» **What the exercise asks**
Copy everything in the data below exactly except the pictures.

» **Supplied data**
════
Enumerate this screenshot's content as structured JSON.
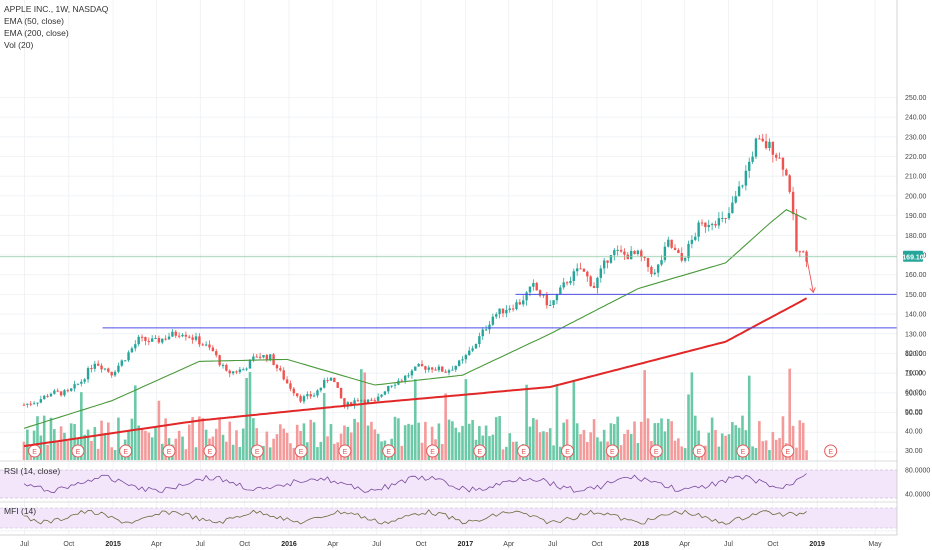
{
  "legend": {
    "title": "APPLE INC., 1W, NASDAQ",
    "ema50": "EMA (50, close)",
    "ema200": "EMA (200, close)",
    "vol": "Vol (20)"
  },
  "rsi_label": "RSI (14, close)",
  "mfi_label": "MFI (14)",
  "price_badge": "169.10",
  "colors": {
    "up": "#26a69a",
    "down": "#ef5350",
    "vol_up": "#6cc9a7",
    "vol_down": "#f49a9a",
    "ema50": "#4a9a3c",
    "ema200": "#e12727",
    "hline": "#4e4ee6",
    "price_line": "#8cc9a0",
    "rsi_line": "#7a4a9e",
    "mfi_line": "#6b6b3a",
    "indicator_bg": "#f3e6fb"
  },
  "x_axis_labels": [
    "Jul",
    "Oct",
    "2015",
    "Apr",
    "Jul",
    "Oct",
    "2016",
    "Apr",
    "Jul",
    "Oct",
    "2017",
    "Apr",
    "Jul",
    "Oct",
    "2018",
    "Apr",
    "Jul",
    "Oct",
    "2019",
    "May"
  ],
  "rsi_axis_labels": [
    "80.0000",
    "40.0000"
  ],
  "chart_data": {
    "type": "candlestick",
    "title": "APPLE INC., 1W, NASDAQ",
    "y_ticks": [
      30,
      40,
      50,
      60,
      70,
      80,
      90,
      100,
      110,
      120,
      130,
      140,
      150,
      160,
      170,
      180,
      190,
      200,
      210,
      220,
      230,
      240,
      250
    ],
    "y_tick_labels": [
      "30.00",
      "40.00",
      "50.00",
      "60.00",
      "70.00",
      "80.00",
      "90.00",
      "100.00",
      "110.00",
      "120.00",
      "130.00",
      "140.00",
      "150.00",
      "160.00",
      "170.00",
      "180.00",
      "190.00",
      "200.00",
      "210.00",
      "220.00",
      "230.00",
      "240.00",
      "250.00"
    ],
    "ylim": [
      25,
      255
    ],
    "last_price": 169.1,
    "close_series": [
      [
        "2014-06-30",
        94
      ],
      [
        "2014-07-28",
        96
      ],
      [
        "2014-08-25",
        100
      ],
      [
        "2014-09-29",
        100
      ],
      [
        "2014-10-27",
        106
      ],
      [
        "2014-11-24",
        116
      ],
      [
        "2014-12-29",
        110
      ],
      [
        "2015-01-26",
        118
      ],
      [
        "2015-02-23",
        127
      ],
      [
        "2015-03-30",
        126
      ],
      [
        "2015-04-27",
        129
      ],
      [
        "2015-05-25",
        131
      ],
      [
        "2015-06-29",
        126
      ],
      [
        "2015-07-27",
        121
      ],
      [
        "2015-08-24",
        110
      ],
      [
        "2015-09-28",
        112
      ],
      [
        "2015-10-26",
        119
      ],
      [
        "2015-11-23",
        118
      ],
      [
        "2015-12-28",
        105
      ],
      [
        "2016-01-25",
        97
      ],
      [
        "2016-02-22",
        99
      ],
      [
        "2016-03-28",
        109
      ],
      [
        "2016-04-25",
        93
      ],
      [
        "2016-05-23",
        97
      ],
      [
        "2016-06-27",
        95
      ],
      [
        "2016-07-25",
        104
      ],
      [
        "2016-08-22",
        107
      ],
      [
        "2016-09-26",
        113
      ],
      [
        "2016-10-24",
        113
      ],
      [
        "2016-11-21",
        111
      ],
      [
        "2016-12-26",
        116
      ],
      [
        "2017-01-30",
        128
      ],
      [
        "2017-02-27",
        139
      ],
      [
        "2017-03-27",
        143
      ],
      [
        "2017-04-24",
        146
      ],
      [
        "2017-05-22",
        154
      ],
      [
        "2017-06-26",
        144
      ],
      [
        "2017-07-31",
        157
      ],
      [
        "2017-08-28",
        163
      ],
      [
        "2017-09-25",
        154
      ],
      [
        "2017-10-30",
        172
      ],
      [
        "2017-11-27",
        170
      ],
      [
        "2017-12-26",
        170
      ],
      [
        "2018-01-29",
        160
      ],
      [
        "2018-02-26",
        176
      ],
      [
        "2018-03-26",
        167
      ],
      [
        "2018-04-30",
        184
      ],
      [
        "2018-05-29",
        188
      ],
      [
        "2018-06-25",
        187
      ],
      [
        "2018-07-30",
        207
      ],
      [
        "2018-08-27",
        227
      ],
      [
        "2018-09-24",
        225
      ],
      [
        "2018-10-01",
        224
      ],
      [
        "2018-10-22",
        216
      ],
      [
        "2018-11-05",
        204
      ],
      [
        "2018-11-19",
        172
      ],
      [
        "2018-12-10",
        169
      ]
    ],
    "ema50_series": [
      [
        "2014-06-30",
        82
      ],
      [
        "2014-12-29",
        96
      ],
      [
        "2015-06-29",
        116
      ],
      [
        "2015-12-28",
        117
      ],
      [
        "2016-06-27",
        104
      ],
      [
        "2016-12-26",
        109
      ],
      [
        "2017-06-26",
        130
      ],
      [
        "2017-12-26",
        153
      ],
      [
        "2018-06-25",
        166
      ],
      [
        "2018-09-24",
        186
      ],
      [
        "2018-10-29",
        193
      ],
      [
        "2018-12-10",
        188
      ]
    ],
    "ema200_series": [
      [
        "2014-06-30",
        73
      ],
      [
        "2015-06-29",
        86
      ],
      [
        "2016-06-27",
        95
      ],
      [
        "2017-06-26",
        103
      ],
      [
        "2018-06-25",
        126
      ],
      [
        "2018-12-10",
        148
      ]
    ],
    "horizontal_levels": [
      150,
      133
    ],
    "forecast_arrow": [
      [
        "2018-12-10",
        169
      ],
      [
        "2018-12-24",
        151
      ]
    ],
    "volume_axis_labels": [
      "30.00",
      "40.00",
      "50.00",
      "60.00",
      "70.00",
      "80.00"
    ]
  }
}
════
» **Answer in full**
Enumerate this screenshot's content as structured JSON.
{
  "legend": {
    "title": "APPLE INC., 1W, NASDAQ",
    "ema50": "EMA (50, close)",
    "ema200": "EMA (200, close)",
    "vol": "Vol (20)"
  },
  "rsi_label": "RSI (14, close)",
  "mfi_label": "MFI (14)",
  "price_badge": "169.10",
  "colors": {
    "up": "#26a69a",
    "down": "#ef5350",
    "vol_up": "#6cc9a7",
    "vol_down": "#f49a9a",
    "ema50": "#4a9a3c",
    "ema200": "#e12727",
    "hline": "#4e4ee6",
    "price_line": "#8cc9a0",
    "rsi_line": "#7a4a9e",
    "mfi_line": "#6b6b3a",
    "indicator_bg": "#f3e6fb"
  },
  "x_axis_labels": [
    "Jul",
    "Oct",
    "2015",
    "Apr",
    "Jul",
    "Oct",
    "2016",
    "Apr",
    "Jul",
    "Oct",
    "2017",
    "Apr",
    "Jul",
    "Oct",
    "2018",
    "Apr",
    "Jul",
    "Oct",
    "2019",
    "May"
  ],
  "rsi_axis_labels": [
    "80.0000",
    "40.0000"
  ],
  "chart_data": {
    "type": "candlestick",
    "title": "APPLE INC., 1W, NASDAQ",
    "y_ticks": [
      30,
      40,
      50,
      60,
      70,
      80,
      90,
      100,
      110,
      120,
      130,
      140,
      150,
      160,
      170,
      180,
      190,
      200,
      210,
      220,
      230,
      240,
      250
    ],
    "y_tick_labels": [
      "30.00",
      "40.00",
      "50.00",
      "60.00",
      "70.00",
      "80.00",
      "90.00",
      "100.00",
      "110.00",
      "120.00",
      "130.00",
      "140.00",
      "150.00",
      "160.00",
      "170.00",
      "180.00",
      "190.00",
      "200.00",
      "210.00",
      "220.00",
      "230.00",
      "240.00",
      "250.00"
    ],
    "ylim": [
      25,
      255
    ],
    "last_price": 169.1,
    "close_series": [
      [
        "2014-06-30",
        94
      ],
      [
        "2014-07-28",
        96
      ],
      [
        "2014-08-25",
        100
      ],
      [
        "2014-09-29",
        100
      ],
      [
        "2014-10-27",
        106
      ],
      [
        "2014-11-24",
        116
      ],
      [
        "2014-12-29",
        110
      ],
      [
        "2015-01-26",
        118
      ],
      [
        "2015-02-23",
        127
      ],
      [
        "2015-03-30",
        126
      ],
      [
        "2015-04-27",
        129
      ],
      [
        "2015-05-25",
        131
      ],
      [
        "2015-06-29",
        126
      ],
      [
        "2015-07-27",
        121
      ],
      [
        "2015-08-24",
        110
      ],
      [
        "2015-09-28",
        112
      ],
      [
        "2015-10-26",
        119
      ],
      [
        "2015-11-23",
        118
      ],
      [
        "2015-12-28",
        105
      ],
      [
        "2016-01-25",
        97
      ],
      [
        "2016-02-22",
        99
      ],
      [
        "2016-03-28",
        109
      ],
      [
        "2016-04-25",
        93
      ],
      [
        "2016-05-23",
        97
      ],
      [
        "2016-06-27",
        95
      ],
      [
        "2016-07-25",
        104
      ],
      [
        "2016-08-22",
        107
      ],
      [
        "2016-09-26",
        113
      ],
      [
        "2016-10-24",
        113
      ],
      [
        "2016-11-21",
        111
      ],
      [
        "2016-12-26",
        116
      ],
      [
        "2017-01-30",
        128
      ],
      [
        "2017-02-27",
        139
      ],
      [
        "2017-03-27",
        143
      ],
      [
        "2017-04-24",
        146
      ],
      [
        "2017-05-22",
        154
      ],
      [
        "2017-06-26",
        144
      ],
      [
        "2017-07-31",
        157
      ],
      [
        "2017-08-28",
        163
      ],
      [
        "2017-09-25",
        154
      ],
      [
        "2017-10-30",
        172
      ],
      [
        "2017-11-27",
        170
      ],
      [
        "2017-12-26",
        170
      ],
      [
        "2018-01-29",
        160
      ],
      [
        "2018-02-26",
        176
      ],
      [
        "2018-03-26",
        167
      ],
      [
        "2018-04-30",
        184
      ],
      [
        "2018-05-29",
        188
      ],
      [
        "2018-06-25",
        187
      ],
      [
        "2018-07-30",
        207
      ],
      [
        "2018-08-27",
        227
      ],
      [
        "2018-09-24",
        225
      ],
      [
        "2018-10-01",
        224
      ],
      [
        "2018-10-22",
        216
      ],
      [
        "2018-11-05",
        204
      ],
      [
        "2018-11-19",
        172
      ],
      [
        "2018-12-10",
        169
      ]
    ],
    "ema50_series": [
      [
        "2014-06-30",
        82
      ],
      [
        "2014-12-29",
        96
      ],
      [
        "2015-06-29",
        116
      ],
      [
        "2015-12-28",
        117
      ],
      [
        "2016-06-27",
        104
      ],
      [
        "2016-12-26",
        109
      ],
      [
        "2017-06-26",
        130
      ],
      [
        "2017-12-26",
        153
      ],
      [
        "2018-06-25",
        166
      ],
      [
        "2018-09-24",
        186
      ],
      [
        "2018-10-29",
        193
      ],
      [
        "2018-12-10",
        188
      ]
    ],
    "ema200_series": [
      [
        "2014-06-30",
        73
      ],
      [
        "2015-06-29",
        86
      ],
      [
        "2016-06-27",
        95
      ],
      [
        "2017-06-26",
        103
      ],
      [
        "2018-06-25",
        126
      ],
      [
        "2018-12-10",
        148
      ]
    ],
    "horizontal_levels": [
      150,
      133
    ],
    "forecast_arrow": [
      [
        "2018-12-10",
        169
      ],
      [
        "2018-12-24",
        151
      ]
    ],
    "volume_axis_labels": [
      "30.00",
      "40.00",
      "50.00",
      "60.00",
      "70.00",
      "80.00"
    ]
  }
}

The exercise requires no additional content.